§ **SOURCE TEXT**:
For the labor rights and all human rights of the maquiladora workers
LOSING THE WHOLE WORLD AND FINDING EACH OTHER
LA VOZ DE LA ESPERANZA
By Judith Rosenberg
The day after the elections and the Republicans’ victorious sweep, I went into work and encountered in the break room a colleague in despair. Eileen is a Yankee, as I am, and I enjoy her combination of book- and street-smarts and her life long interest in politics. Even so, we’re not on the same page. To feel so low, she had to have had a lot at stake in the national elections. My activism however distracts me from the elections and even from the administration’s insistence on war which, as I write, is not yet in full swing. I do keep an eye on the war and it does look dangerous. But I always remind myself that one purpose of the US war on the Iraqis is to distract us from the administration’s war on us. My commitment as an activist is to keep the war that rages at home in the forefront of my vision and work.
Since I came to Texas I have channeled my activism through Austin Tan Cerca de la Frontera (ATCF) which formed three years ago out of the realization that very near by, in Mexico, a social and economic system was proliferating based on ruthless economic and social oppression of working people; that U.S. corporations were perpetrators and beneficiaries; and that we don’t know nearly enough about it.
ATCF began taking delegations to border cities to find out about this system, the maquiladora system. We went to listen to the people who work inside the maquiladoras. Media and policy makers never do that. The workers’ voice is always the last voice heard. Austin Tan Cerca began working with a Mexican group called the Comité Fronterizo de Obrera/os (CFO), which organizes workers to advocate for themselves. The CFO is active in six border cities and centered in Piedras Negras, across from Eagle Pass, three and a half hours from Austin by car, closer to San Antonio. Through the CFO, we hear the workers' voice.

§ **INSTRUCTIONS**:
A) Translate this sentence from the maquiladora article into Spanish: "The workers’ voice is always the last voice heard."
B) Reproduce the stretch of the maquiladora article from "Since I came" through "enough about it.".
C) Pick up the maquiladora article after its final sentence and write what comes next.

§ **INFORMATION SUPPLIED**:

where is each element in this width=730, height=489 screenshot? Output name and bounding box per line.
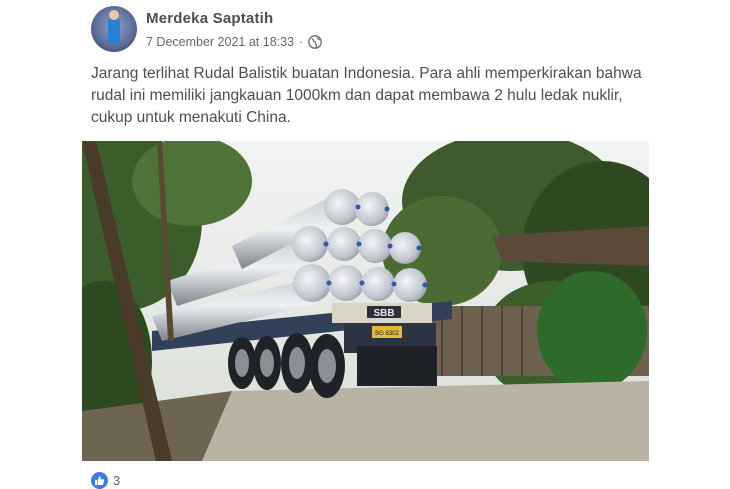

§ **RESULTS OF THE EXERCISE**:
A) La voz de los trabajadores es siempre la última que se escucha.

B)
Since I came to Texas I have channeled my activism through Austin Tan Cerca de la Frontera (ATCF) which formed three years ago out of the realization that very near by, in Mexico, a social and economic system was proliferating based on ruthless economic and social oppression of working people; that U.S. corporations were perpetrators and beneficiaries; and that we don’t know nearly enough about it.

C)
We found that because of our struggle for a human relationship between our U.S. and Mexican groups, our lives and identities were changing; our own voices were different and so was our the way we understood the world and our everyday lives. We have struggled to find how solidarity can work between us and find the forms of a relationship between people separated by many borders of inequality and many histories of exploitation and distrust.
In the summer of 2001, I had time off and I volunteered to work for the CFO in Piedras Negras and nearby Ciudad Acuña for four weeks. They said come to Piedras and we will figure out how you can contribute. When I got there we sat around a table—their small staff increased by volunteers who happened to be there that afternoon, local people like like Amparo Reyes, also Juan Gabriel and Atanacio who had just arrived from Reynosa. Everyone who works for the CFO, as staff or volunteer, is a current or former maquiladora worker. They decided they would like me to teach English to their children and that I might accompany the organizers as they investigated the factories that were closing at the time; that was before 9/11 but the recession had already started. Some of these factories were literally stealing off in the night, without paying owed wages or severance, and absconding with raw materials and inventories that legally belong to the workers until others debts are settled.
With Juany Lopez, Margarita Ramirez, and Amparo, I traveled to Ciudad Acuña to attend weekly Saturday meetings of Alcoa workers—in the Alcoa company park; not much of a park: tree-shaded dusty ground near a lagoon, posted all around with signs that said (in Spanish)"This is your park. Keep it clean." No place to sit, people stood in a circle for hours. When the breeze blew from the direction of the lagoon, you smelled sewage. This actually was the subject of subtle humor. When a puff of wind came by, a few wits would lean back, pull a long face, and leer at their neighbors, suggesting the smell came from them. Then a chuckle would pass around the circle, like another wind rustling, a comedy break and a comment on Alcoa's idea of a park.
Alcoa is the biggest producer of aluminum in the world. Their automotive division in Mexico assembles electrical harnesses or distribution systems. Famous in Texas as the state’s biggest polluter, they burn lignite coal at their Rockdale smelter, Alcoa is also known for their arrogance in every community they touch. Acuña is no exception.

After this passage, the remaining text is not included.